> **Request**
Go to the line that contains "Type out the text in this image." and extract it along with every line after it, exactly, through the end of the data below.

> **The records**
━━━━

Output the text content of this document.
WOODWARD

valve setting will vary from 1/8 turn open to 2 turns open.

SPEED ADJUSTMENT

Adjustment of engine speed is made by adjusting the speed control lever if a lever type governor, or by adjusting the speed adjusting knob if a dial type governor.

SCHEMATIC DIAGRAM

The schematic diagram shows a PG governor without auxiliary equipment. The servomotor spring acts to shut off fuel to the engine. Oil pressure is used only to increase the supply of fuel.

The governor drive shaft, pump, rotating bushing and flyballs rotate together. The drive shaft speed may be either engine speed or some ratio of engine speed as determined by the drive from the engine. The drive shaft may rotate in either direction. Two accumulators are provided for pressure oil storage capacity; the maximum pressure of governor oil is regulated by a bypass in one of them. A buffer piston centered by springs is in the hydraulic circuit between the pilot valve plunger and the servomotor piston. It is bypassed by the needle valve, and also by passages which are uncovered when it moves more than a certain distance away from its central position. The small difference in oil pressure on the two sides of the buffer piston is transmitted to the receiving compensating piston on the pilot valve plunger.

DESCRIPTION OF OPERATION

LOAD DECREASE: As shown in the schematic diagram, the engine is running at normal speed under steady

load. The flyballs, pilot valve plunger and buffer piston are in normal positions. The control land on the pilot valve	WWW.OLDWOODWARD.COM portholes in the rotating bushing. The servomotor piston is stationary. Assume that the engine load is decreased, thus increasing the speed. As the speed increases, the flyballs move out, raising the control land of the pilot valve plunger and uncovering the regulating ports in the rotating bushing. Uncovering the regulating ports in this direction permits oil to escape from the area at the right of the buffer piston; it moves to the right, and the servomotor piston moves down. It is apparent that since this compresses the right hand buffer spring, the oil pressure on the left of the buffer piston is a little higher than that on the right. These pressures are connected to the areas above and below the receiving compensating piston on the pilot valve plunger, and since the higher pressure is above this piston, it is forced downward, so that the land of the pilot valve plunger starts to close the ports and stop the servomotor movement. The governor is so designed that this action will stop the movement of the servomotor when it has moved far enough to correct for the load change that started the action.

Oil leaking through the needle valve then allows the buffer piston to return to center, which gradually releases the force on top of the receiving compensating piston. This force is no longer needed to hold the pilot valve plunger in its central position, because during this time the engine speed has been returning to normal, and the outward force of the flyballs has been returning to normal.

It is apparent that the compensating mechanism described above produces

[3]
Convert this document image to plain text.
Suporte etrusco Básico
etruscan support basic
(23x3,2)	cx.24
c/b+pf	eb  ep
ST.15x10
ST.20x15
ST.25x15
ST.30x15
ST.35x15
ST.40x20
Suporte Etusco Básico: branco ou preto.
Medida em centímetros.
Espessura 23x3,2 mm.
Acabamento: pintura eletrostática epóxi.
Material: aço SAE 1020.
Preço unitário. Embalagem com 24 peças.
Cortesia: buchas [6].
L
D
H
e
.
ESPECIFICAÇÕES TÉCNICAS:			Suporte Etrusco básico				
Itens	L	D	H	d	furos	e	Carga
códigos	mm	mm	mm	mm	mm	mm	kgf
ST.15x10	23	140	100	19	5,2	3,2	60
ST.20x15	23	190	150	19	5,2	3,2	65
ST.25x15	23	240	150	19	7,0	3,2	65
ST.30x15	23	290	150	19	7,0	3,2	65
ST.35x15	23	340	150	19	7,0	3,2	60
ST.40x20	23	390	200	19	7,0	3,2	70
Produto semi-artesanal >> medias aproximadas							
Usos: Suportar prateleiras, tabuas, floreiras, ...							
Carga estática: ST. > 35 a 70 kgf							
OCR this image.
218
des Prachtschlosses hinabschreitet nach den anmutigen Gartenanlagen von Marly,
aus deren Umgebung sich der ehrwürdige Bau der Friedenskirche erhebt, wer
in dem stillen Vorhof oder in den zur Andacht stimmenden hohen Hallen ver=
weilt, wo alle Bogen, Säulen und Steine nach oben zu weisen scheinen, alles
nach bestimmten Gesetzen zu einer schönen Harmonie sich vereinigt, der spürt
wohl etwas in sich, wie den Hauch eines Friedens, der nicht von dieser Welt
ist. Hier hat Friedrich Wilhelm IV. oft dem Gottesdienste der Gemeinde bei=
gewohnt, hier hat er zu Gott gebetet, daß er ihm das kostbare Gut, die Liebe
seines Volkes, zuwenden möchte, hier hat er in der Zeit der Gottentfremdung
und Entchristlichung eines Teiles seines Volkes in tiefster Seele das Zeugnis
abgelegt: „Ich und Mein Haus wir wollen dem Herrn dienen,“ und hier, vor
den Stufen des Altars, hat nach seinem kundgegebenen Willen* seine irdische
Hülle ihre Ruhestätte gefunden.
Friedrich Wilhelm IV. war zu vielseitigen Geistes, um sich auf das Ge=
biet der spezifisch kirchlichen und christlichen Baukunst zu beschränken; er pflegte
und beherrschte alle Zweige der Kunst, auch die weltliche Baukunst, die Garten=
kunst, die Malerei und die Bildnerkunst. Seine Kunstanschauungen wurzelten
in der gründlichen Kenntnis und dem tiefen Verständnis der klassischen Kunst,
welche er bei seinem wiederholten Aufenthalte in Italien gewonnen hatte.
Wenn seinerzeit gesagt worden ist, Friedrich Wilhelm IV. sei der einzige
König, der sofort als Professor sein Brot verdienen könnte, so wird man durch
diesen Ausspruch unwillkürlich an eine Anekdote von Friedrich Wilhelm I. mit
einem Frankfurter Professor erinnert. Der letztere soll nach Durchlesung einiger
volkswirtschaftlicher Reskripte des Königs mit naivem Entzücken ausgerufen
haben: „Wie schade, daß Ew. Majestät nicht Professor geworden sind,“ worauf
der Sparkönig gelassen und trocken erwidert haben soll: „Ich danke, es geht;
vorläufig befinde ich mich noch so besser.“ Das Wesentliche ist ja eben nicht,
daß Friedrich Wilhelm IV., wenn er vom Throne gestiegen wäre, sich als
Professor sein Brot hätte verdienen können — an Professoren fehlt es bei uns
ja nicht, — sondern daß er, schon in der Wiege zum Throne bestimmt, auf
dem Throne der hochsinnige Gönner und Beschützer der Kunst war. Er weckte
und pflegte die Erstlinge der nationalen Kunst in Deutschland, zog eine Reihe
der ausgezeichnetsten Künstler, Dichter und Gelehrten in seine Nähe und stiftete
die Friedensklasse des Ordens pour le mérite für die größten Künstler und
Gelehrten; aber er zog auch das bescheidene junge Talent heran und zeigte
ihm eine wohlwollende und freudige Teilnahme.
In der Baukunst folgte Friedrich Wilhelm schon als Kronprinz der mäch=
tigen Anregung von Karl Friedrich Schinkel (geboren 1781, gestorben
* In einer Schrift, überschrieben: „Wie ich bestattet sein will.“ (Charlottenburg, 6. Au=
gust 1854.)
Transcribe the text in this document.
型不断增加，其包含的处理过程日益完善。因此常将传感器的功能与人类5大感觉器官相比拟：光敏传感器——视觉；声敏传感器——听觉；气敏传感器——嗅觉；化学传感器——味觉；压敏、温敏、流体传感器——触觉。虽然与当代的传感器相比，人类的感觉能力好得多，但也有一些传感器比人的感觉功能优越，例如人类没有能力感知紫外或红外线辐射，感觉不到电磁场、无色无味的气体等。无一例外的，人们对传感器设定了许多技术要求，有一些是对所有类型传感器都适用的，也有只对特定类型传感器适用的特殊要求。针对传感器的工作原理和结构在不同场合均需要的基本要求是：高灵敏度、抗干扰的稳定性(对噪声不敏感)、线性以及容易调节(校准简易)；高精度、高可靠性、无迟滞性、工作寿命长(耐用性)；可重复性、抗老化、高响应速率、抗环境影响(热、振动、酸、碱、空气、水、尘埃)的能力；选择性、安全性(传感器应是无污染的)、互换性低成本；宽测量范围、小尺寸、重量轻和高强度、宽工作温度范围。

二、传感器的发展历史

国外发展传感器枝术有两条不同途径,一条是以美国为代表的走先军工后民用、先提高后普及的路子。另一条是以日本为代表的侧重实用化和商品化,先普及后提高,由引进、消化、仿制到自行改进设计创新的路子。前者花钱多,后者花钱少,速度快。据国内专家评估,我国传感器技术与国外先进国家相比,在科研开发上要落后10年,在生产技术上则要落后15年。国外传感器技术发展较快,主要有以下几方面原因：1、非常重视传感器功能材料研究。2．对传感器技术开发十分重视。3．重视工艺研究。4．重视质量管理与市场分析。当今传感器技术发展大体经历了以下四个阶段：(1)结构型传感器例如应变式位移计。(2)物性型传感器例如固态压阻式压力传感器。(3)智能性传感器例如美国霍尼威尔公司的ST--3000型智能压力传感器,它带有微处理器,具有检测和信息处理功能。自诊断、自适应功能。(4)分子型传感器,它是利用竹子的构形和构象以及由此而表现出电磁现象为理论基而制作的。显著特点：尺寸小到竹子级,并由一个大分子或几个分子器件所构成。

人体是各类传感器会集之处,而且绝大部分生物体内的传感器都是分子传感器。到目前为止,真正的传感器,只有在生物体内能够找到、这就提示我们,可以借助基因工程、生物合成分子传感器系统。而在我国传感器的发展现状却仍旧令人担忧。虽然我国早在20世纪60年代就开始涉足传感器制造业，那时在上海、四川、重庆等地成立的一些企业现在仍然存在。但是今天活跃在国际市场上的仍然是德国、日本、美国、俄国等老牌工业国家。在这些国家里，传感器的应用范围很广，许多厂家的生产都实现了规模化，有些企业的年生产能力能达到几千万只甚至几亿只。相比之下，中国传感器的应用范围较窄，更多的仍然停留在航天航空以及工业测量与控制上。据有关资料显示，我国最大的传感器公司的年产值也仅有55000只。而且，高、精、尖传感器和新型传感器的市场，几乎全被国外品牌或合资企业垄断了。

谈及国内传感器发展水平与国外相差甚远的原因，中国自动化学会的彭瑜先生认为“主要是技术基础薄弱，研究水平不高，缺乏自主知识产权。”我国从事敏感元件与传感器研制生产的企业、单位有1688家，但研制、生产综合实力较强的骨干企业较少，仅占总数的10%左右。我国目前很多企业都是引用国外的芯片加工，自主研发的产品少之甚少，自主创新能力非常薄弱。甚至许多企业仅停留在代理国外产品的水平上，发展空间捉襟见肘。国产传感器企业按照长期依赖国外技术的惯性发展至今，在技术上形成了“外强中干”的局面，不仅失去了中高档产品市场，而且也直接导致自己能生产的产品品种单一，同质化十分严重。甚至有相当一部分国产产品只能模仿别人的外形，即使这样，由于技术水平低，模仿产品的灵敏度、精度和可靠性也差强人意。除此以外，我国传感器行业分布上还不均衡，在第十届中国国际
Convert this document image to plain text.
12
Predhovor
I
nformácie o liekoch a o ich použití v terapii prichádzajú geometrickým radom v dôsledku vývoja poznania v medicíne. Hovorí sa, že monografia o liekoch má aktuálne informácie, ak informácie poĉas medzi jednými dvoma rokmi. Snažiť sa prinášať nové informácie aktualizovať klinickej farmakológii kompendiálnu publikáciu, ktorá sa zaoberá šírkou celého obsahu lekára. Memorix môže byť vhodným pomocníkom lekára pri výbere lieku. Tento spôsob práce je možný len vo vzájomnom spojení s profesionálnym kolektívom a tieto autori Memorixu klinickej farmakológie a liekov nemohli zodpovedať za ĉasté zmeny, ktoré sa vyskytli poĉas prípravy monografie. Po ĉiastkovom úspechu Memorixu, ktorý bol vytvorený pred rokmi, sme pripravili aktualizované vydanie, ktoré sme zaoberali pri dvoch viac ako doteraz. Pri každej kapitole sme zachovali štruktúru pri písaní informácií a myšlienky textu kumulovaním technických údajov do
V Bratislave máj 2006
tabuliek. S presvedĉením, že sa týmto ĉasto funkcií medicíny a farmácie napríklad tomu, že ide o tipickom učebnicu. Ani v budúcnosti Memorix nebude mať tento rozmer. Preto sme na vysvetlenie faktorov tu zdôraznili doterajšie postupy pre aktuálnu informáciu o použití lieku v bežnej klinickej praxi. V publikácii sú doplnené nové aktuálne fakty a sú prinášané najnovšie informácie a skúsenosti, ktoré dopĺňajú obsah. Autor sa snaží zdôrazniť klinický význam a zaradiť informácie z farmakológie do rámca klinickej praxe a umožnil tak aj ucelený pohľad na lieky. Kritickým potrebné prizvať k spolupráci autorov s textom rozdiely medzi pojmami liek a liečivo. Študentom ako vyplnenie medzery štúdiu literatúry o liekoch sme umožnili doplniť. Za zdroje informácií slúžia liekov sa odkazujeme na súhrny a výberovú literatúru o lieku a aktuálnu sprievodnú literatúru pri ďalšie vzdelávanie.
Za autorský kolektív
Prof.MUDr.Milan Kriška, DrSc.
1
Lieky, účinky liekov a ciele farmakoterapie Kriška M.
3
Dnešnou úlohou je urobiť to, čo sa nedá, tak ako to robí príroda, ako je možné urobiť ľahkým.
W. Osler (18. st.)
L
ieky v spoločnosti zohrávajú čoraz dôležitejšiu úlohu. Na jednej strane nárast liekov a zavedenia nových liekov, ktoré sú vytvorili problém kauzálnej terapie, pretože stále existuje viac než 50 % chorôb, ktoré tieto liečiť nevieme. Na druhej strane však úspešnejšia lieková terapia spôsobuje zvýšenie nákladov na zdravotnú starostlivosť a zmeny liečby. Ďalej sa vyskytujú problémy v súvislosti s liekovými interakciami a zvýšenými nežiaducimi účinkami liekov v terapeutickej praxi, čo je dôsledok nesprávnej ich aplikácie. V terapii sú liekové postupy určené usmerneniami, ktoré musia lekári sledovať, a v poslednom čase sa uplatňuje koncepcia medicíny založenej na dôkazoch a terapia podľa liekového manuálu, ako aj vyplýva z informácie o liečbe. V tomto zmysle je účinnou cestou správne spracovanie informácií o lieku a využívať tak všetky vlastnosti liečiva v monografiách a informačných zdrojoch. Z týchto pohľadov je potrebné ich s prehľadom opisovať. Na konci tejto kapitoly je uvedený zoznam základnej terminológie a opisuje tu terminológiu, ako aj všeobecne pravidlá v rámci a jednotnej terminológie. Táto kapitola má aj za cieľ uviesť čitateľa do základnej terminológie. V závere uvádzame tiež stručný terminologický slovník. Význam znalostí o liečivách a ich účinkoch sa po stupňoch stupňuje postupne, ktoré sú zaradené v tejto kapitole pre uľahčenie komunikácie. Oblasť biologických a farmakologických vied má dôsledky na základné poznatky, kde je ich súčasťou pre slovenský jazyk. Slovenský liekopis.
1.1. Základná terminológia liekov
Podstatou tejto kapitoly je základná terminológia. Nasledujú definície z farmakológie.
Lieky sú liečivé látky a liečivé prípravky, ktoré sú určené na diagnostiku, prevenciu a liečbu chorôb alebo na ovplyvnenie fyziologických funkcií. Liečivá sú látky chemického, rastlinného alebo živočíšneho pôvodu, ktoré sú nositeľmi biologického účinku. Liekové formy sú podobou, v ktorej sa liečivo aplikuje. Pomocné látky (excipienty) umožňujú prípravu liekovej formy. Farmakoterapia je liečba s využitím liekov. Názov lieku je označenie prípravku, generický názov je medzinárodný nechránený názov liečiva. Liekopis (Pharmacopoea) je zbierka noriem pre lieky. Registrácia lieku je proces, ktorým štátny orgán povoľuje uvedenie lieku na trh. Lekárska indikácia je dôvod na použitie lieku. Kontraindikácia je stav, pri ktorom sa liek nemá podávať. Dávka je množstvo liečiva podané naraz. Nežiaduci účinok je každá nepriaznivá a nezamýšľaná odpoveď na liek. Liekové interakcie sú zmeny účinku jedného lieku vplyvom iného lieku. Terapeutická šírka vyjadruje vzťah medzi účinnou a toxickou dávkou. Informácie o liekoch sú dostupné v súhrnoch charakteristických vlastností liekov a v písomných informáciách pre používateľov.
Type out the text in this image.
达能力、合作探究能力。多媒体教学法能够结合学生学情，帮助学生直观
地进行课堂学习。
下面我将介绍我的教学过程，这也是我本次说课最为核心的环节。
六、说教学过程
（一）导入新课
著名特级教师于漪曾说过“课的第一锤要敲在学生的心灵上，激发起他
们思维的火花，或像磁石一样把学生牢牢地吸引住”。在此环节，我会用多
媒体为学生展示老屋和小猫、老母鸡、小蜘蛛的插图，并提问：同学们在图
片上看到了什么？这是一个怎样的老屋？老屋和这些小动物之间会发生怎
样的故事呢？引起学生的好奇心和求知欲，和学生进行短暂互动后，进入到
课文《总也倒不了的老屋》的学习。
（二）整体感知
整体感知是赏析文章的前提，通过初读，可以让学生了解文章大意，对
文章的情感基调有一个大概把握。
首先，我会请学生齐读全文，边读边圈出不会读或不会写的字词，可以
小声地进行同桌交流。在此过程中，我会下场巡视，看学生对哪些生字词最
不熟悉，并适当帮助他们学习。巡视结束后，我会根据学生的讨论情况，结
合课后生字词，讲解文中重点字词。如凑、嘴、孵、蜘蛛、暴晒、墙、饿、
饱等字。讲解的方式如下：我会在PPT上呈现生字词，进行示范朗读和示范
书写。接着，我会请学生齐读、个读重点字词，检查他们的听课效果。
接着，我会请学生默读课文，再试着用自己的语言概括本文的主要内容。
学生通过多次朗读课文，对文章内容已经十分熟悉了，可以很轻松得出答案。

━━━━

> **Answer to this exercise**
Type out the text in this image.
达能力、合作探究能力。多媒体教学法能够结合学生学情，帮助学生直观
地进行课堂学习。
下面我将介绍我的教学过程，这也是我本次说课最为核心的环节。
六、说教学过程
（一）导入新课
著名特级教师于漪曾说过“课的第一锤要敲在学生的心灵上，激发起他
们思维的火花，或像磁石一样把学生牢牢地吸引住”。在此环节，我会用多
媒体为学生展示老屋和小猫、老母鸡、小蜘蛛的插图，并提问：同学们在图
片上看到了什么？这是一个怎样的老屋？老屋和这些小动物之间会发生怎
样的故事呢？引起学生的好奇心和求知欲，和学生进行短暂互动后，进入到
课文《总也倒不了的老屋》的学习。
（二）整体感知
整体感知是赏析文章的前提，通过初读，可以让学生了解文章大意，对
文章的情感基调有一个大概把握。
首先，我会请学生齐读全文，边读边圈出不会读或不会写的字词，可以
小声地进行同桌交流。在此过程中，我会下场巡视，看学生对哪些生字词最
不熟悉，并适当帮助他们学习。巡视结束后，我会根据学生的讨论情况，结
合课后生字词，讲解文中重点字词。如凑、嘴、孵、蜘蛛、暴晒、墙、饿、
饱等字。讲解的方式如下：我会在PPT上呈现生字词，进行示范朗读和示范
书写。接着，我会请学生齐读、个读重点字词，检查他们的听课效果。
接着，我会请学生默读课文，再试着用自己的语言概括本文的主要内容。
学生通过多次朗读课文，对文章内容已经十分熟悉了，可以很轻松得出答案。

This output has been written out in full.